=== Written exercise ===
Find and copy every line in the records that includes the string "JSON".

=== The data ===
▼
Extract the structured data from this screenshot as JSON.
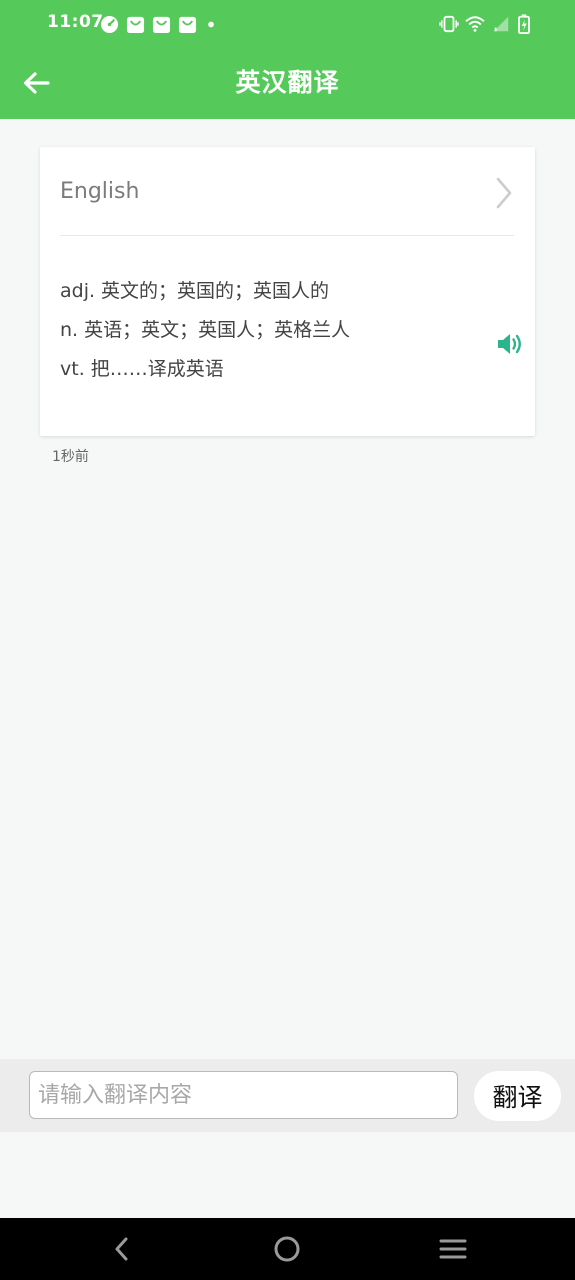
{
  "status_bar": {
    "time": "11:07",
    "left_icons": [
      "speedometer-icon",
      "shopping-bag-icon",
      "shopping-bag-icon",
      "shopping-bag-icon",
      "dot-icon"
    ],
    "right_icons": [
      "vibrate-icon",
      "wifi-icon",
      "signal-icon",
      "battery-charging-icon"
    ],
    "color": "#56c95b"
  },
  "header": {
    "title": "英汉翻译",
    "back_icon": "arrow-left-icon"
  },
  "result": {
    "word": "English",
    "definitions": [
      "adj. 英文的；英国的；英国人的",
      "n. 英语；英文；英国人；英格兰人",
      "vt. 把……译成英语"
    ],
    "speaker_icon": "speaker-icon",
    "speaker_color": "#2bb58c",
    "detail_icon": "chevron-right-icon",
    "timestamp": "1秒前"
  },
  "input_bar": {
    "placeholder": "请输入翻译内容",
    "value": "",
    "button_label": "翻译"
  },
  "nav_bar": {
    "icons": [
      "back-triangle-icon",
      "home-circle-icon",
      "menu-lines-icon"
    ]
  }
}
▲
▼
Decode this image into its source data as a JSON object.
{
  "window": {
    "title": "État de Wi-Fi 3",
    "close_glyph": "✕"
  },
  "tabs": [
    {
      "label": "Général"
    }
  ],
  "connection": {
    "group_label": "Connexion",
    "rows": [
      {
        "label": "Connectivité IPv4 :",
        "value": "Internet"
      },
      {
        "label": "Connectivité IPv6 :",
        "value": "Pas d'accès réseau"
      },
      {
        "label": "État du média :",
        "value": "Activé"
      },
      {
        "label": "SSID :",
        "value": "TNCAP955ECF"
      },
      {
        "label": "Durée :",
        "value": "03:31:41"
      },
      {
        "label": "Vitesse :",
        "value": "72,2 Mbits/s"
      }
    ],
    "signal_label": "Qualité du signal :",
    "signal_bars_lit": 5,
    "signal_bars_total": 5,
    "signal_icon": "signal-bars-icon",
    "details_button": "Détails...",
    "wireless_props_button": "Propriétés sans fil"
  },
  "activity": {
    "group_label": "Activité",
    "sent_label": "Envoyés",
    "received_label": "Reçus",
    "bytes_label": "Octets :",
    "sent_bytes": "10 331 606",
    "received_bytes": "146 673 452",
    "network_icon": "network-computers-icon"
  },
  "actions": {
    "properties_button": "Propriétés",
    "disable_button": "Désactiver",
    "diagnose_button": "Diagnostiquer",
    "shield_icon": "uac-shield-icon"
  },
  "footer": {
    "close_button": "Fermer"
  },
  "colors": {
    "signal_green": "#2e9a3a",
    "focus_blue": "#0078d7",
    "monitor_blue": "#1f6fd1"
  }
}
▲
=== Task output ===
Extract the structured data from this screenshot as JSON.
Decode this image into its source data as a JSON object.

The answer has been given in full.